Directions
Could you repeat the entries below word for word, leaving nothing out?

Records for the task
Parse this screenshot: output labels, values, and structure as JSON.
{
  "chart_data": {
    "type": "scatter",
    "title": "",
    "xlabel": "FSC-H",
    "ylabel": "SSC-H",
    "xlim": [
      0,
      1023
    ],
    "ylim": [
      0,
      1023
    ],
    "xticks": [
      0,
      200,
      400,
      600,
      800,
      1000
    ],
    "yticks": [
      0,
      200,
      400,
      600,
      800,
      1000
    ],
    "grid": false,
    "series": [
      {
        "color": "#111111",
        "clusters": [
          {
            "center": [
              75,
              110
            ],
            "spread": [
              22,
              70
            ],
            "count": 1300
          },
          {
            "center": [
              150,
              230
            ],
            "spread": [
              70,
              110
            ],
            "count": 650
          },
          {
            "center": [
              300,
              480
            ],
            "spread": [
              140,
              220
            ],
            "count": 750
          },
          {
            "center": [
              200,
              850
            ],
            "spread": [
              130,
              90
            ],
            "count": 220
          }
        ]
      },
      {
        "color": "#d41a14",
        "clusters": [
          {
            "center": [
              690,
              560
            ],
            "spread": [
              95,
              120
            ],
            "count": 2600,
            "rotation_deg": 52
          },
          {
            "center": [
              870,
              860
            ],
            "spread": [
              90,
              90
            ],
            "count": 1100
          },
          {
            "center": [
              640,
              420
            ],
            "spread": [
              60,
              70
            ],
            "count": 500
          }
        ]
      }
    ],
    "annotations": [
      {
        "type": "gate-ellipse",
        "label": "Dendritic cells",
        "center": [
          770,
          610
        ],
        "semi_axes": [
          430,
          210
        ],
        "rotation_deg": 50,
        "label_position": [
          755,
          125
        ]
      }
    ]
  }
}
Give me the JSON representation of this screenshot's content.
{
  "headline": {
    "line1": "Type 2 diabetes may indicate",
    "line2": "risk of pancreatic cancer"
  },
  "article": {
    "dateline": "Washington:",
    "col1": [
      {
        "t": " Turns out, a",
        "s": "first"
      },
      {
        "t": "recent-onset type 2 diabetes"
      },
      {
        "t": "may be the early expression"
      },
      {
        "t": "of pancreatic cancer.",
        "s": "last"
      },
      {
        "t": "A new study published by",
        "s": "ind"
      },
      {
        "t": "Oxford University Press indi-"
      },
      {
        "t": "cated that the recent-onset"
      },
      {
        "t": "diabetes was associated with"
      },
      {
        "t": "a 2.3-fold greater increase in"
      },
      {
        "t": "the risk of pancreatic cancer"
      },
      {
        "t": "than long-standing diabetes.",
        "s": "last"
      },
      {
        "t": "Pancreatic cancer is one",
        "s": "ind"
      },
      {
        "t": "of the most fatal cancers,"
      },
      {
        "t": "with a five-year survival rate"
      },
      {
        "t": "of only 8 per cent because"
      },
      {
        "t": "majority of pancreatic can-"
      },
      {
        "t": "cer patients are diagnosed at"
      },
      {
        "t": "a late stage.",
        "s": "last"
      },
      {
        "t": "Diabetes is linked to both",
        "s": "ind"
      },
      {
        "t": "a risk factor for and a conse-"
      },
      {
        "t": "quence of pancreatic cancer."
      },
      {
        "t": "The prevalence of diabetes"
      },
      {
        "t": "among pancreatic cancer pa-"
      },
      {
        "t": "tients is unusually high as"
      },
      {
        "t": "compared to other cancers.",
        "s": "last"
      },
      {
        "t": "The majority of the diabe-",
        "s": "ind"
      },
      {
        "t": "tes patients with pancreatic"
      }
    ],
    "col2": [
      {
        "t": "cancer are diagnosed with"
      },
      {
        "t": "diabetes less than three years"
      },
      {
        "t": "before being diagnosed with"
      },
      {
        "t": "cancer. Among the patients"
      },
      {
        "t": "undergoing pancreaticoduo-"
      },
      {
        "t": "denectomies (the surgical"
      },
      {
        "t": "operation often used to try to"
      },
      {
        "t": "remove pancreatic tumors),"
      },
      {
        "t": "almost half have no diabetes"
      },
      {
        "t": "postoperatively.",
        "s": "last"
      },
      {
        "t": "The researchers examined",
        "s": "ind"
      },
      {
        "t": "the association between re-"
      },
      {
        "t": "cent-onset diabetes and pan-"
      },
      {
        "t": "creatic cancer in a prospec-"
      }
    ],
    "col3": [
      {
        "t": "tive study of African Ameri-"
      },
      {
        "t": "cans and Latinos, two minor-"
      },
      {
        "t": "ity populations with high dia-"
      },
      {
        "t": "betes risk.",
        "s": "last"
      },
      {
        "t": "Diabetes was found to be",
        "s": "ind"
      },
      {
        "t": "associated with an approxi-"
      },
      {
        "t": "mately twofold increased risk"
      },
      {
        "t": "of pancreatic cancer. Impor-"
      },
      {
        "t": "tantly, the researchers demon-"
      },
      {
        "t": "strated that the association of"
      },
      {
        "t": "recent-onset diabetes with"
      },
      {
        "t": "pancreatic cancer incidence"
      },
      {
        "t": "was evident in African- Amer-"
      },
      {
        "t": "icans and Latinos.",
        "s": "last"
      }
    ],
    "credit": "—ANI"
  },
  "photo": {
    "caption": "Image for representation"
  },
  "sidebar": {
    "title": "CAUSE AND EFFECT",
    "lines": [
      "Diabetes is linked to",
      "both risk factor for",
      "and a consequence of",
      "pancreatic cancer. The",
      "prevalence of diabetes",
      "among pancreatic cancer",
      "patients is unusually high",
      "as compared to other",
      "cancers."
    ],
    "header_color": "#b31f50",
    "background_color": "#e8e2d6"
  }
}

Response below
Parse this screenshot: output labels, values, and structure as JSON.
{
  "chart_data": {
    "type": "scatter",
    "title": "",
    "xlabel": "FSC-H",
    "ylabel": "SSC-H",
    "xlim": [
      0,
      1023
    ],
    "ylim": [
      0,
      1023
    ],
    "xticks": [
      0,
      200,
      400,
      600,
      800,
      1000
    ],
    "yticks": [
      0,
      200,
      400,
      600,
      800,
      1000
    ],
    "grid": false,
    "series": [
      {
        "color": "#111111",
        "clusters": [
          {
            "center": [
              75,
              110
            ],
            "spread": [
              22,
              70
            ],
            "count": 1300
          },
          {
            "center": [
              150,
              230
            ],
            "spread": [
              70,
              110
            ],
            "count": 650
          },
          {
            "center": [
              300,
              480
            ],
            "spread": [
              140,
              220
            ],
            "count": 750
          },
          {
            "center": [
              200,
              850
            ],
            "spread": [
              130,
              90
            ],
            "count": 220
          }
        ]
      },
      {
        "color": "#d41a14",
        "clusters": [
          {
            "center": [
              690,
              560
            ],
            "spread": [
              95,
              120
            ],
            "count": 2600,
            "rotation_deg": 52
          },
          {
            "center": [
              870,
              860
            ],
            "spread": [
              90,
              90
            ],
            "count": 1100
          },
          {
            "center": [
              640,
              420
            ],
            "spread": [
              60,
              70
            ],
            "count": 500
          }
        ]
      }
    ],
    "annotations": [
      {
        "type": "gate-ellipse",
        "label": "Dendritic cells",
        "center": [
          770,
          610
        ],
        "semi_axes": [
          430,
          210
        ],
        "rotation_deg": 50,
        "label_position": [
          755,
          125
        ]
      }
    ]
  }
}
Give me the JSON representation of this screenshot's content.
{
  "headline": {
    "line1": "Type 2 diabetes may indicate",
    "line2": "risk of pancreatic cancer"
  },
  "article": {
    "dateline": "Washington:",
    "col1": [
      {
        "t": " Turns out, a",
        "s": "first"
      },
      {
        "t": "recent-onset type 2 diabetes"
      },
      {
        "t": "may be the early expression"
      },
      {
        "t": "of pancreatic cancer.",
        "s": "last"
      },
      {
        "t": "A new study published by",
        "s": "ind"
      },
      {
        "t": "Oxford University Press indi-"
      },
      {
        "t": "cated that the recent-onset"
      },
      {
        "t": "diabetes was associated with"
      },
      {
        "t": "a 2.3-fold greater increase in"
      },
      {
        "t": "the risk of pancreatic cancer"
      },
      {
        "t": "than long-standing diabetes.",
        "s": "last"
      },
      {
        "t": "Pancreatic cancer is one",
        "s": "ind"
      },
      {
        "t": "of the most fatal cancers,"
      },
      {
        "t": "with a five-year survival rate"
      },
      {
        "t": "of only 8 per cent because"
      },
      {
        "t": "majority of pancreatic can-"
      },
      {
        "t": "cer patients are diagnosed at"
      },
      {
        "t": "a late stage.",
        "s": "last"
      },
      {
        "t": "Diabetes is linked to both",
        "s": "ind"
      },
      {
        "t": "a risk factor for and a conse-"
      },
      {
        "t": "quence of pancreatic cancer."
      },
      {
        "t": "The prevalence of diabetes"
      },
      {
        "t": "among pancreatic cancer pa-"
      },
      {
        "t": "tients is unusually high as"
      },
      {
        "t": "compared to other cancers.",
        "s": "last"
      },
      {
        "t": "The majority of the diabe-",
        "s": "ind"
      },
      {
        "t": "tes patients with pancreatic"
      }
    ],
    "col2": [
      {
        "t": "cancer are diagnosed with"
      },
      {
        "t": "diabetes less than three years"
      },
      {
        "t": "before being diagnosed with"
      },
      {
        "t": "cancer. Among the patients"
      },
      {
        "t": "undergoing pancreaticoduo-"
      },
      {
        "t": "denectomies (the surgical"
      },
      {
        "t": "operation often used to try to"
      },
      {
        "t": "remove pancreatic tumors),"
      },
      {
        "t": "almost half have no diabetes"
      },
      {
        "t": "postoperatively.",
        "s": "last"
      },
      {
        "t": "The researchers examined",
        "s": "ind"
      },
      {
        "t": "the association between re-"
      },
      {
        "t": "cent-onset diabetes and pan-"
      },
      {
        "t": "creatic cancer in a prospec-"
      }
    ],
    "col3": [
      {
        "t": "tive study of African Ameri-"
      },
      {
        "t": "cans and Latinos, two minor-"
      },
      {
        "t": "ity populations with high dia-"
      },
      {
        "t": "betes risk.",
        "s": "last"
      },
      {
        "t": "Diabetes was found to be",
        "s": "ind"
      },
      {
        "t": "associated with an approxi-"
      },
      {
        "t": "mately twofold increased risk"
      },
      {
        "t": "of pancreatic cancer. Impor-"
      },
      {
        "t": "tantly, the researchers demon-"
      },
      {
        "t": "strated that the association of"
      },
      {
        "t": "recent-onset diabetes with"
      },
      {
        "t": "pancreatic cancer incidence"
      },
      {
        "t": "was evident in African- Amer-"
      },
      {
        "t": "icans and Latinos.",
        "s": "last"
      }
    ],
    "credit": "—ANI"
  },
  "photo": {
    "caption": "Image for representation"
  },
  "sidebar": {
    "title": "CAUSE AND EFFECT",
    "lines": [
      "Diabetes is linked to",
      "both risk factor for",
      "and a consequence of",
      "pancreatic cancer. The",
      "prevalence of diabetes",
      "among pancreatic cancer",
      "patients is unusually high",
      "as compared to other",
      "cancers."
    ],
    "header_color": "#b31f50",
    "background_color": "#e8e2d6"
  }
}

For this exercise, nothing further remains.